**What the task requires**.
Below are some entries. Copy each line that holds the string "精选公文范文".

──────── Material for this exercise ────────

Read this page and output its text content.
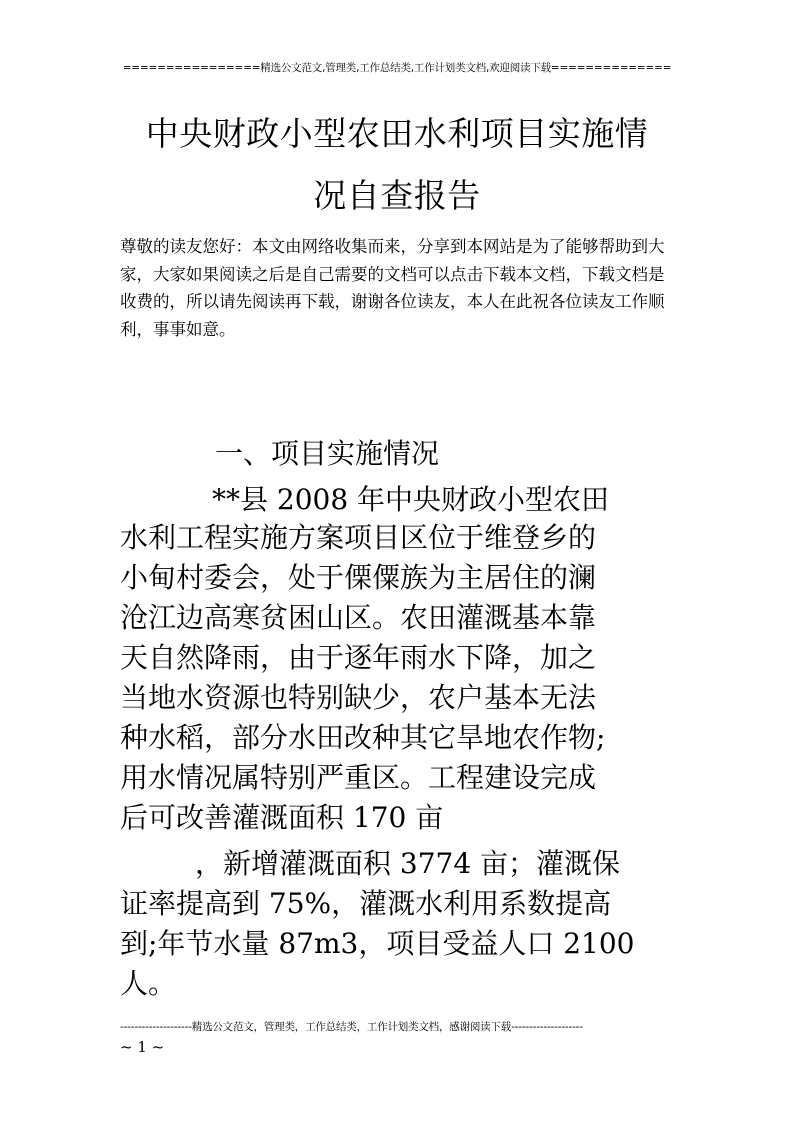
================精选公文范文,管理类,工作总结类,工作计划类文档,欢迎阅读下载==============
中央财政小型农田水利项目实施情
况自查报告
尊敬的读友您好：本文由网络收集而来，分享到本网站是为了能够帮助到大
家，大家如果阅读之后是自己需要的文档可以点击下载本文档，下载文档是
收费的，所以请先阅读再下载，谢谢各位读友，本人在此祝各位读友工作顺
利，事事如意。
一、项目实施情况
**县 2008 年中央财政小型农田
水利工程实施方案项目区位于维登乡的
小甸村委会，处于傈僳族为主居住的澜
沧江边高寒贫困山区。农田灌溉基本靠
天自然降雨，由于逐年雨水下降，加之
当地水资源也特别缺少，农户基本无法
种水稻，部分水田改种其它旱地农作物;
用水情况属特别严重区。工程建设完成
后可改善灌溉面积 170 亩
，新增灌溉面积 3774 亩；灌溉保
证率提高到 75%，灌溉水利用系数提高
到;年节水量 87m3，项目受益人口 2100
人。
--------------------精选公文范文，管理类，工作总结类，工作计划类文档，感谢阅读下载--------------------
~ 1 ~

────────

**Task answer**.
================精选公文范文,管理类,工作总结类,工作计划类文档,欢迎阅读下载==============
--------------------精选公文范文，管理类，工作总结类，工作计划类文档，感谢阅读下载--------------------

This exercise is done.